• WHAT TO PRODUCE
State how many lines in the listing below include the word "page", and add nothing besides the number.

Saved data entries
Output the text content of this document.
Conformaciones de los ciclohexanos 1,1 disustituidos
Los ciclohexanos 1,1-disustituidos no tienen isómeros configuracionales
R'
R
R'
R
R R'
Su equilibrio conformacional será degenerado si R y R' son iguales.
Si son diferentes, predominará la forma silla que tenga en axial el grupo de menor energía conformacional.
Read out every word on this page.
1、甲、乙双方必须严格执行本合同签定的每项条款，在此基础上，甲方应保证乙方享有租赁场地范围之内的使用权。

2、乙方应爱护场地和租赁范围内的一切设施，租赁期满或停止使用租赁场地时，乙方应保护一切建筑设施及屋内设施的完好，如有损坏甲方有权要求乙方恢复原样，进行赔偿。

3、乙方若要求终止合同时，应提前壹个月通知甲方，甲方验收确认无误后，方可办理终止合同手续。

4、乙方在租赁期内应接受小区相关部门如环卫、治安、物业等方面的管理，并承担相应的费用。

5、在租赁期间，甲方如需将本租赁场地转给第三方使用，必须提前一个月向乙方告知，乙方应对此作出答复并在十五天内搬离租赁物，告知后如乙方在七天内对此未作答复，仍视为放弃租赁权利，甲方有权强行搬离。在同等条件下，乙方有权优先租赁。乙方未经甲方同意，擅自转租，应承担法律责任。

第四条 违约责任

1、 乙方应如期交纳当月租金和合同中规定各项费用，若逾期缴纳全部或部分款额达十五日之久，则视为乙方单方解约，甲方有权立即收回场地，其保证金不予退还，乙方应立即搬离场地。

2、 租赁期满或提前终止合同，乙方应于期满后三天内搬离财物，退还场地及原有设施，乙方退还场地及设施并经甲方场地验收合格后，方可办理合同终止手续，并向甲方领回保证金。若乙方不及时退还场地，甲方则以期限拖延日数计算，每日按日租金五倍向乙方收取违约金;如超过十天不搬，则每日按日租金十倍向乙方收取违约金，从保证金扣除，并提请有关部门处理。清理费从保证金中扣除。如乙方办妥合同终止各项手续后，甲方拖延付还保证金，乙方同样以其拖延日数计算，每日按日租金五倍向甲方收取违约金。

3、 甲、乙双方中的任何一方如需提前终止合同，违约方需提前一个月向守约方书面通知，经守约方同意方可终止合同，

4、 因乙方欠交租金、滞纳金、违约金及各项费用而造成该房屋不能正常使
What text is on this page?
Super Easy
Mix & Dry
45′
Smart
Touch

• WRITTEN ANSWER
2